(THE REQUEST):
Report every line in the listing that contains the string "Odrazem".

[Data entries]
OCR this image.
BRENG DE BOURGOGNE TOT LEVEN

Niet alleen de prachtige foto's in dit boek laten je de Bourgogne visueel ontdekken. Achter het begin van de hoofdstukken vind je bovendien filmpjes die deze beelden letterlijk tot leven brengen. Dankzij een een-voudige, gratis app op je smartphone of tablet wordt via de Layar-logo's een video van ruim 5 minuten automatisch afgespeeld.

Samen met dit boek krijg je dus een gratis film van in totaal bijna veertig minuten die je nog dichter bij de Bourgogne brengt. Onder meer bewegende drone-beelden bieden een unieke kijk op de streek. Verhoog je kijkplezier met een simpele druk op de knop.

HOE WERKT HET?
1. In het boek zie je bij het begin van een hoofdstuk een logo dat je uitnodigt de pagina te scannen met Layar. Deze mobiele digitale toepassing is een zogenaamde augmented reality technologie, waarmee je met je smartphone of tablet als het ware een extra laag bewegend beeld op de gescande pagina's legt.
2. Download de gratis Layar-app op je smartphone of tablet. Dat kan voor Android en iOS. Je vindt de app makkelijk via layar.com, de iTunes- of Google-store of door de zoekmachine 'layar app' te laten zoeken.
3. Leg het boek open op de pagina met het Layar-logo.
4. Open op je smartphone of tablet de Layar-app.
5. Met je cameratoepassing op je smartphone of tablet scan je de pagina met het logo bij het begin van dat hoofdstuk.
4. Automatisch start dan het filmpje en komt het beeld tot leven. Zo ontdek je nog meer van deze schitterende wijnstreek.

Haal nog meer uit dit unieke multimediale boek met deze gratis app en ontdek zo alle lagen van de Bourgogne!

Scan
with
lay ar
==
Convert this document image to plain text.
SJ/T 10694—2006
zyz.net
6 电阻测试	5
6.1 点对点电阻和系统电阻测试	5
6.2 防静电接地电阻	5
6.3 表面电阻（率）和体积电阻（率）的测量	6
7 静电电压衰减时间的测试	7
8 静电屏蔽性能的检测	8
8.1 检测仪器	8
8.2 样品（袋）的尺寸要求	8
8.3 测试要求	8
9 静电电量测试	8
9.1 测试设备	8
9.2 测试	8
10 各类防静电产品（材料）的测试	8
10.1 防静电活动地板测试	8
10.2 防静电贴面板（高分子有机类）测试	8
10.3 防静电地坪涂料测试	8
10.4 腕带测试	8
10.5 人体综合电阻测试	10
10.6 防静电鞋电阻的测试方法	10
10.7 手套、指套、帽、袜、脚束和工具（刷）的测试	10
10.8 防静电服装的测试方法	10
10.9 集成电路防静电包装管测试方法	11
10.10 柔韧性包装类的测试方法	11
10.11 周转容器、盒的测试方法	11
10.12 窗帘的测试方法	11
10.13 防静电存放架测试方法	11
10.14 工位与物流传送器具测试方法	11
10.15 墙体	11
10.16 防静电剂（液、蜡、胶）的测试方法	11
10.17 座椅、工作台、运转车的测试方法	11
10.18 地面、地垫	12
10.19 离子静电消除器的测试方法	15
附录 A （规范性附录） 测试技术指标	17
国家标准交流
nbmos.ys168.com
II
...
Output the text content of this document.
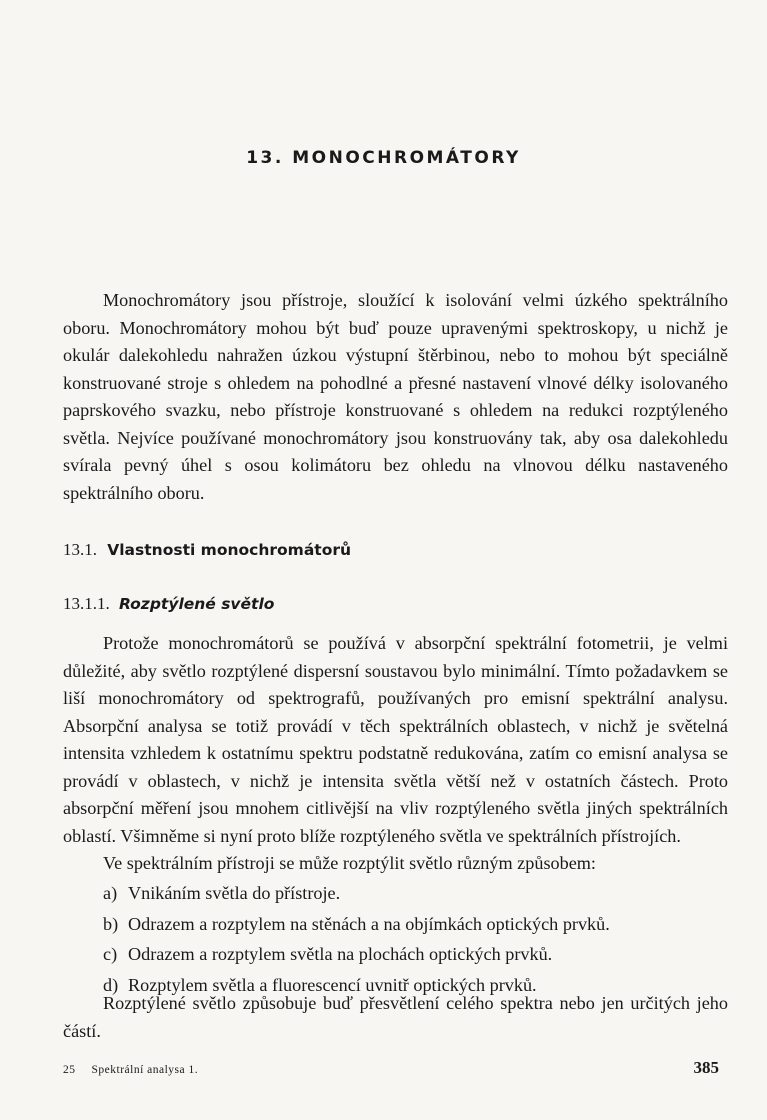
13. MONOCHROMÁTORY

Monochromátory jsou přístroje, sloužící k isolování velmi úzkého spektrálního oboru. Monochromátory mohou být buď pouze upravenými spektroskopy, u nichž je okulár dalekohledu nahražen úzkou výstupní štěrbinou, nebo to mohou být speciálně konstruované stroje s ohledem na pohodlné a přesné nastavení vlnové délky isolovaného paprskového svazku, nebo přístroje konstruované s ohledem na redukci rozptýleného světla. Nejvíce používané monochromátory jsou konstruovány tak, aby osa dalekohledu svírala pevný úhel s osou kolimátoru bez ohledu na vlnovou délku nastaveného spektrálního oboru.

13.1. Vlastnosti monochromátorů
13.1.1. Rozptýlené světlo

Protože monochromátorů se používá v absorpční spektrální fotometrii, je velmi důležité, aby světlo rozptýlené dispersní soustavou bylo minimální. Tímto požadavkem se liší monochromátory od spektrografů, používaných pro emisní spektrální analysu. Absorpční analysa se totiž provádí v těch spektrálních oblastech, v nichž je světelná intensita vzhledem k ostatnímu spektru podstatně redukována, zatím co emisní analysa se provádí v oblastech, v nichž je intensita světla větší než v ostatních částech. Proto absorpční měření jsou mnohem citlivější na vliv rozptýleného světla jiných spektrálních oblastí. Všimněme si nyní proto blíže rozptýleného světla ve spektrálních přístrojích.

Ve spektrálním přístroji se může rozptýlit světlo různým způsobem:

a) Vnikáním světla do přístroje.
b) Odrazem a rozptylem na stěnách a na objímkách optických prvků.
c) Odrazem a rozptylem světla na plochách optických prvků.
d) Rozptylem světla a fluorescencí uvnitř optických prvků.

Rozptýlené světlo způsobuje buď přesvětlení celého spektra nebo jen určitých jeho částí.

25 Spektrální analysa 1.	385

(TASK ANSWER):
b) Odrazem a rozptylem na stěnách a na objímkách optických prvků.
c) Odrazem a rozptylem světla na plochách optických prvků.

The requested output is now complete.